INSTRUCTION:
Repeat the whole listing exactly.

··· RECORD EXTRACTS

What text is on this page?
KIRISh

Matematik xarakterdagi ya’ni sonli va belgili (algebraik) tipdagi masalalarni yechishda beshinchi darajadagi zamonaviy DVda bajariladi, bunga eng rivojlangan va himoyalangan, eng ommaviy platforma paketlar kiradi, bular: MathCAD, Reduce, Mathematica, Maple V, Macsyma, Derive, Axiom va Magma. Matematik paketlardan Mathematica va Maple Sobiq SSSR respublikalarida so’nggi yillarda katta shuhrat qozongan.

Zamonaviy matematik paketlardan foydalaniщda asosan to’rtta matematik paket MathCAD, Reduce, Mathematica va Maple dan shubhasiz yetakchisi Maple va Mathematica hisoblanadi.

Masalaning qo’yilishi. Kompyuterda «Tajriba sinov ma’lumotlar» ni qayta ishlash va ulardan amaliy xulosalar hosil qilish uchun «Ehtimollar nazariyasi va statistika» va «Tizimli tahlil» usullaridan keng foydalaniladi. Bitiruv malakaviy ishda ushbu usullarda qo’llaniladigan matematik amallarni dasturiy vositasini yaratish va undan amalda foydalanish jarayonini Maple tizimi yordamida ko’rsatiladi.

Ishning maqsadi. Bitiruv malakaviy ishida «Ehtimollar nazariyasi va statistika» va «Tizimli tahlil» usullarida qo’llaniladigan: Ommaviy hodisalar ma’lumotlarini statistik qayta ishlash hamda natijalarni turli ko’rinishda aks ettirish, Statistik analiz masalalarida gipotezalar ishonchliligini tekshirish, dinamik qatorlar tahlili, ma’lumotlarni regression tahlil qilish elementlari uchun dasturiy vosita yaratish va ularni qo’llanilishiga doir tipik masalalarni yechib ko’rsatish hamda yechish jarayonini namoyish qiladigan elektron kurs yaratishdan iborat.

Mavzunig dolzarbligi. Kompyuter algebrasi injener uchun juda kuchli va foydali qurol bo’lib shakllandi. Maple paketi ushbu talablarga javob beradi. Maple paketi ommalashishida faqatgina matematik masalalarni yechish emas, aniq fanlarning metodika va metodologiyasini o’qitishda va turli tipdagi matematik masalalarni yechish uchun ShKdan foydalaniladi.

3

······

TASK SOLUTION:
What text is on this page?
KIRISh

Matematik xarakterdagi ya’ni sonli va belgili (algebraik) tipdagi masalalarni yechishda beshinchi darajadagi zamonaviy DVda bajariladi, bunga eng rivojlangan va himoyalangan, eng ommaviy platforma paketlar kiradi, bular: MathCAD, Reduce, Mathematica, Maple V, Macsyma, Derive, Axiom va Magma. Matematik paketlardan Mathematica va Maple Sobiq SSSR respublikalarida so’nggi yillarda katta shuhrat qozongan.

Zamonaviy matematik paketlardan foydalaniщda asosan to’rtta matematik paket MathCAD, Reduce, Mathematica va Maple dan shubhasiz yetakchisi Maple va Mathematica hisoblanadi.

Masalaning qo’yilishi. Kompyuterda «Tajriba sinov ma’lumotlar» ni qayta ishlash va ulardan amaliy xulosalar hosil qilish uchun «Ehtimollar nazariyasi va statistika» va «Tizimli tahlil» usullaridan keng foydalaniladi. Bitiruv malakaviy ishda ushbu usullarda qo’llaniladigan matematik amallarni dasturiy vositasini yaratish va undan amalda foydalanish jarayonini Maple tizimi yordamida ko’rsatiladi.

Ishning maqsadi. Bitiruv malakaviy ishida «Ehtimollar nazariyasi va statistika» va «Tizimli tahlil» usullarida qo’llaniladigan: Ommaviy hodisalar ma’lumotlarini statistik qayta ishlash hamda natijalarni turli ko’rinishda aks ettirish, Statistik analiz masalalarida gipotezalar ishonchliligini tekshirish, dinamik qatorlar tahlili, ma’lumotlarni regression tahlil qilish elementlari uchun dasturiy vosita yaratish va ularni qo’llanilishiga doir tipik masalalarni yechib ko’rsatish hamda yechish jarayonini namoyish qiladigan elektron kurs yaratishdan iborat.

Mavzunig dolzarbligi. Kompyuter algebrasi injener uchun juda kuchli va foydali qurol bo’lib shakllandi. Maple paketi ushbu talablarga javob beradi. Maple paketi ommalashishida faqatgina matematik masalalarni yechish emas, aniq fanlarning metodika va metodologiyasini o’qitishda va turli tipdagi matematik masalalarni yechish uchun ShKdan foydalaniladi.

3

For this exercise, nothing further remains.